● **INSTRUCTIONS TO FOLLOW**
Read through the records below and copy each line that uses the word "землепользования".

● **SUPPLIED RECORDS**
════════════════

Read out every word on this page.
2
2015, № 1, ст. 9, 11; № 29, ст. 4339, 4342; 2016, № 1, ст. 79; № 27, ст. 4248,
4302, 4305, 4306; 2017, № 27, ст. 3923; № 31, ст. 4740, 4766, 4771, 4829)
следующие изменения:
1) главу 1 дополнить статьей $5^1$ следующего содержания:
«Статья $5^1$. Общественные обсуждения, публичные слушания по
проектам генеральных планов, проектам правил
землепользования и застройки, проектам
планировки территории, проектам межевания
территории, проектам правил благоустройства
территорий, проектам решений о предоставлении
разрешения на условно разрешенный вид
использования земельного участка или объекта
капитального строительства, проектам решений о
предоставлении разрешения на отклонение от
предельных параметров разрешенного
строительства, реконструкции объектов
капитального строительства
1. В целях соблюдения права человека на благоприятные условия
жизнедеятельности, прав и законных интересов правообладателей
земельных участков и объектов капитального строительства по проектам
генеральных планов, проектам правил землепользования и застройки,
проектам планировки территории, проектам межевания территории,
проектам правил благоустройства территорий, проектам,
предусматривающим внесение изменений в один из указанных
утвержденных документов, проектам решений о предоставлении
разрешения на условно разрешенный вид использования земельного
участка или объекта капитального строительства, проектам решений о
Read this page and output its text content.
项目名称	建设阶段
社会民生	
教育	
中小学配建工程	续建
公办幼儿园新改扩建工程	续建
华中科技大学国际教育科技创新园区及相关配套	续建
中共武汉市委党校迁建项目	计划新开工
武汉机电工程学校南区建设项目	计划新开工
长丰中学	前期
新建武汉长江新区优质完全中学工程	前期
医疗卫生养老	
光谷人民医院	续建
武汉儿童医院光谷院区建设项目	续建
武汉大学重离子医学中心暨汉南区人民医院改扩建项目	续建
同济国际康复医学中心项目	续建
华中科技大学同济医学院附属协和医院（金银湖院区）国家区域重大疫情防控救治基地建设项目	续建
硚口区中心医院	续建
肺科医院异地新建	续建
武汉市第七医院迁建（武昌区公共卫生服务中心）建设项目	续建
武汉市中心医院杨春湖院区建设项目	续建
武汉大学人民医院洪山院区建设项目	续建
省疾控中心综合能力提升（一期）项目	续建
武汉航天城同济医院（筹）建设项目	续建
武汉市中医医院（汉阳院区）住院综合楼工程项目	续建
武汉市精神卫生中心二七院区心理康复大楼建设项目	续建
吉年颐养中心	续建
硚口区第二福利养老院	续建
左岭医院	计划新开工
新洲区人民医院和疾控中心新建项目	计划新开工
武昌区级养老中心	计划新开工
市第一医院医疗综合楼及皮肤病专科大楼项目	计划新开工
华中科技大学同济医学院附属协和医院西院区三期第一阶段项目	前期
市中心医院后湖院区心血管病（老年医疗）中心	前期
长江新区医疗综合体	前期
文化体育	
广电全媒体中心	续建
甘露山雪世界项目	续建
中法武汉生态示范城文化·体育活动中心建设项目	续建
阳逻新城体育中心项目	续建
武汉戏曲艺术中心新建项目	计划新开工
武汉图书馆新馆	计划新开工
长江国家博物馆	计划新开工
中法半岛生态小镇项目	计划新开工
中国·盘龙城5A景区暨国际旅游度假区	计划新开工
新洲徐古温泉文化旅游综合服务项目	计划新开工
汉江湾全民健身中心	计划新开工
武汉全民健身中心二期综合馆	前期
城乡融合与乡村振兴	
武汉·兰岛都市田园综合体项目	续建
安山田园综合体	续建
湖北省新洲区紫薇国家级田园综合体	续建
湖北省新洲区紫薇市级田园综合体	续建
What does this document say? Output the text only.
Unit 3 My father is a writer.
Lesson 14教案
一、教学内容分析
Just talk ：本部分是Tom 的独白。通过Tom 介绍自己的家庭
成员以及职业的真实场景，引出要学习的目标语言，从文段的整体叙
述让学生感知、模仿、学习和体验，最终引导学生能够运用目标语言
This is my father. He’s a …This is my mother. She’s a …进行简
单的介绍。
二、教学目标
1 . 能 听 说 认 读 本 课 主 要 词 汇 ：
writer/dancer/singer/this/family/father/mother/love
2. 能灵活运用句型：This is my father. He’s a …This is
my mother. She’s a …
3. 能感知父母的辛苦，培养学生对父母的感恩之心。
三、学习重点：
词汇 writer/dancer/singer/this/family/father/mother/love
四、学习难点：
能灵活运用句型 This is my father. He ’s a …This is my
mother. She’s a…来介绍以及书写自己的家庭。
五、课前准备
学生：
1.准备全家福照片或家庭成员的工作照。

════════════════

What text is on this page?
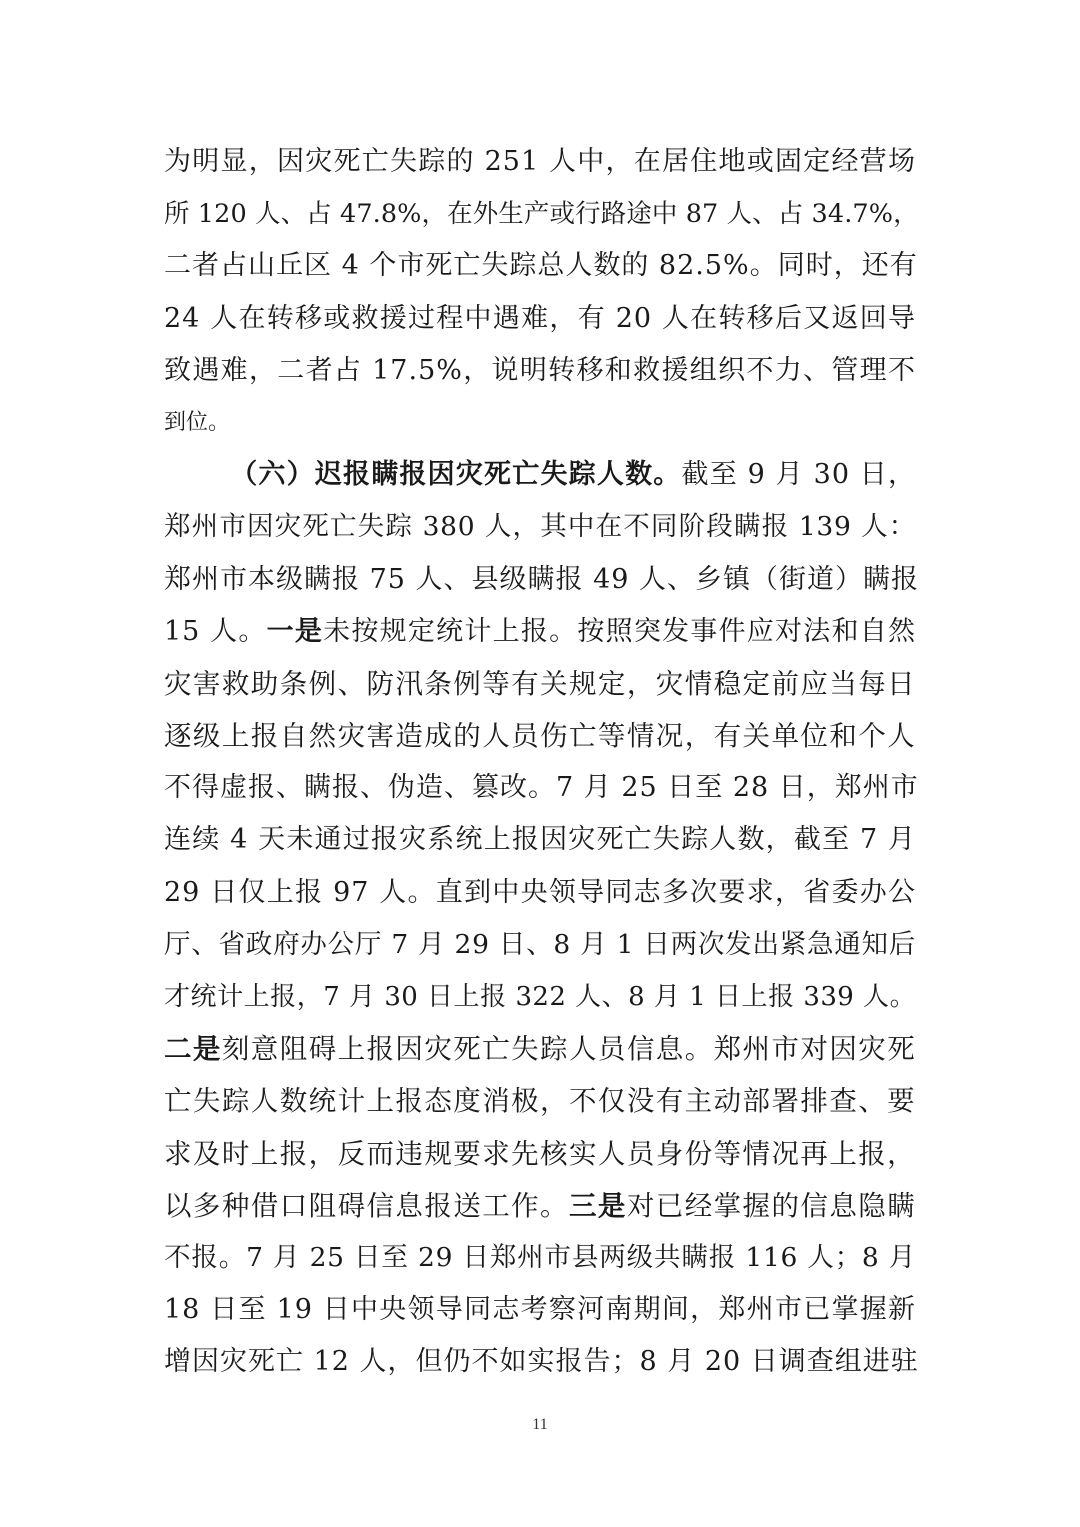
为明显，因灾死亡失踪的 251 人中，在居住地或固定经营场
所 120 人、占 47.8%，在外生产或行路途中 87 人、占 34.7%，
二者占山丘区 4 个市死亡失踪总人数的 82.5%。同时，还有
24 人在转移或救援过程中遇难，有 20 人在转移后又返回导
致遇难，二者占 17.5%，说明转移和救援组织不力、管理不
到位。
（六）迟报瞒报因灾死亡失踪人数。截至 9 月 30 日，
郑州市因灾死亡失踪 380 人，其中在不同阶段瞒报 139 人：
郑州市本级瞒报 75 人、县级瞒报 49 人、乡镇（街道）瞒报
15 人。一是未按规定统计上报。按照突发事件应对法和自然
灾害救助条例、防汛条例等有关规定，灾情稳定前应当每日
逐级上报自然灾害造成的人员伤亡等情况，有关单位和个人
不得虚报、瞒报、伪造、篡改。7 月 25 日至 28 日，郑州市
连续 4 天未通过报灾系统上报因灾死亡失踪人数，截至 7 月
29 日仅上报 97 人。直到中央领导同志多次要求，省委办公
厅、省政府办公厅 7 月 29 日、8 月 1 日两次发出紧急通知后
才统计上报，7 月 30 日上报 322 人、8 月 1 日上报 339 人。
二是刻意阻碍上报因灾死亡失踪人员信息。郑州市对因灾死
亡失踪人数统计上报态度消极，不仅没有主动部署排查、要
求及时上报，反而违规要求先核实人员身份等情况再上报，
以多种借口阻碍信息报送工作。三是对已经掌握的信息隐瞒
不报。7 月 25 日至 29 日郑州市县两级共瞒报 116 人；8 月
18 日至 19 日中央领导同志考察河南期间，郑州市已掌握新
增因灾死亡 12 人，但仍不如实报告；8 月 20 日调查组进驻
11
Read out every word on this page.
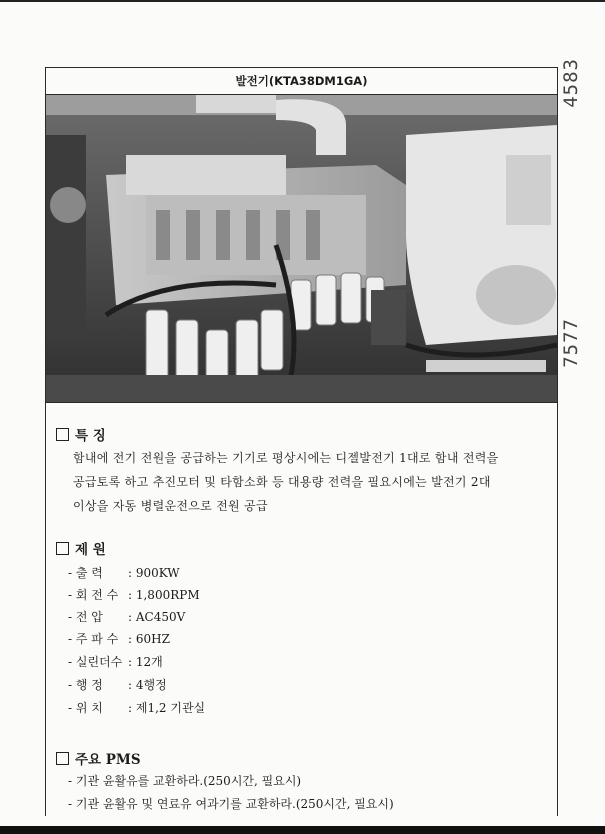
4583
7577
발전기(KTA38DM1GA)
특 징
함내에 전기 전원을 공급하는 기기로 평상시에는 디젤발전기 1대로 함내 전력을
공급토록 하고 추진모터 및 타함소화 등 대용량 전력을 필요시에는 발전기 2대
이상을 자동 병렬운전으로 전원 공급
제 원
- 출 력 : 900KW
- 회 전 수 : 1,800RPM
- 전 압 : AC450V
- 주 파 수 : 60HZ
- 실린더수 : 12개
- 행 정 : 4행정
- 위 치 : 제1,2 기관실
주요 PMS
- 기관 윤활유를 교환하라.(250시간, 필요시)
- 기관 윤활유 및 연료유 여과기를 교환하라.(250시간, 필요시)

════════════════

● **RESULT FOR THIS TASK**
землепользования и застройки, проектам
генеральных планов, проектам правил землепользования и застройки,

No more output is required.